Dataset items:
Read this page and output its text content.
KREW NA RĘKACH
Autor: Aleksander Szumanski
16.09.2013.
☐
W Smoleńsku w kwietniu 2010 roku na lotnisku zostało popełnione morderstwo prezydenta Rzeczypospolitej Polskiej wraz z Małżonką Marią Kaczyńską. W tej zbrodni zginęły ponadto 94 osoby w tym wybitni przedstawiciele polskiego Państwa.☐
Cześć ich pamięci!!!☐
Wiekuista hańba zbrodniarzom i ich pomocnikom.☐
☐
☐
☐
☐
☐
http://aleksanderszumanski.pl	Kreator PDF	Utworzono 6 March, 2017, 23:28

- Problem -
Exactly reproduce all of the entries.

- Written response -
Read this page and output its text content.
KREW NA RĘKACH
Autor: Aleksander Szumanski
16.09.2013.
☐
W Smoleńsku w kwietniu 2010 roku na lotnisku zostało popełnione morderstwo prezydenta Rzeczypospolitej Polskiej wraz z Małżonką Marią Kaczyńską. W tej zbrodni zginęły ponadto 94 osoby w tym wybitni przedstawiciele polskiego Państwa.☐
Cześć ich pamięci!!!☐
Wiekuista hańba zbrodniarzom i ich pomocnikom.☐
☐
☐
☐
☐
☐
http://aleksanderszumanski.pl	Kreator PDF	Utworzono 6 March, 2017, 23:28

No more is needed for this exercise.